(Data records)
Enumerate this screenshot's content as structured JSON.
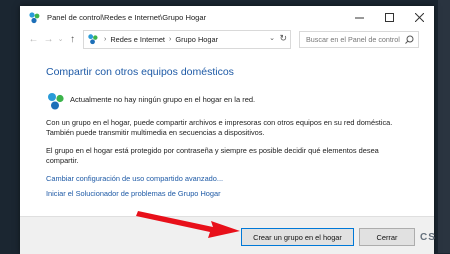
{
  "window": {
    "title": "Panel de control\\Redes e Internet\\Grupo Hogar"
  },
  "address": {
    "crumb1": "Redes e Internet",
    "crumb2": "Grupo Hogar",
    "search_placeholder": "Buscar en el Panel de control"
  },
  "content": {
    "heading": "Compartir con otros equipos domésticos",
    "notice": "Actualmente no hay ningún grupo en el hogar en la red.",
    "para1_line1": "Con un grupo en el hogar, puede compartir archivos e impresoras con otros equipos en su red doméstica.",
    "para1_line2": "También puede transmitir multimedia en secuencias a dispositivos.",
    "para2_line1": "El grupo en el hogar está protegido por contraseña y siempre es posible decidir qué elementos desea",
    "para2_line2": "compartir.",
    "link1": "Cambiar configuración de uso compartido avanzado...",
    "link2": "Iniciar el Solucionador de problemas de Grupo Hogar"
  },
  "footer": {
    "create_button": "Crear un grupo en el hogar",
    "close_button": "Cerrar"
  },
  "colors": {
    "link": "#1e5aa6",
    "arrow": "#e8101a",
    "primary_border": "#0078d7"
  },
  "icons": {
    "title": "homegroup-icon",
    "notice": "homegroup-icon"
  },
  "watermark": "CS"
}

Exercise directions ▸ Give every record back exactly as it reads, with no images.

In response ▸
Enumerate this screenshot's content as structured JSON.
{
  "window": {
    "title": "Panel de control\\Redes e Internet\\Grupo Hogar"
  },
  "address": {
    "crumb1": "Redes e Internet",
    "crumb2": "Grupo Hogar",
    "search_placeholder": "Buscar en el Panel de control"
  },
  "content": {
    "heading": "Compartir con otros equipos domésticos",
    "notice": "Actualmente no hay ningún grupo en el hogar en la red.",
    "para1_line1": "Con un grupo en el hogar, puede compartir archivos e impresoras con otros equipos en su red doméstica.",
    "para1_line2": "También puede transmitir multimedia en secuencias a dispositivos.",
    "para2_line1": "El grupo en el hogar está protegido por contraseña y siempre es posible decidir qué elementos desea",
    "para2_line2": "compartir.",
    "link1": "Cambiar configuración de uso compartido avanzado...",
    "link2": "Iniciar el Solucionador de problemas de Grupo Hogar"
  },
  "footer": {
    "create_button": "Crear un grupo en el hogar",
    "close_button": "Cerrar"
  },
  "colors": {
    "link": "#1e5aa6",
    "arrow": "#e8101a",
    "primary_border": "#0078d7"
  },
  "icons": {
    "title": "homegroup-icon",
    "notice": "homegroup-icon"
  },
  "watermark": "CS"
}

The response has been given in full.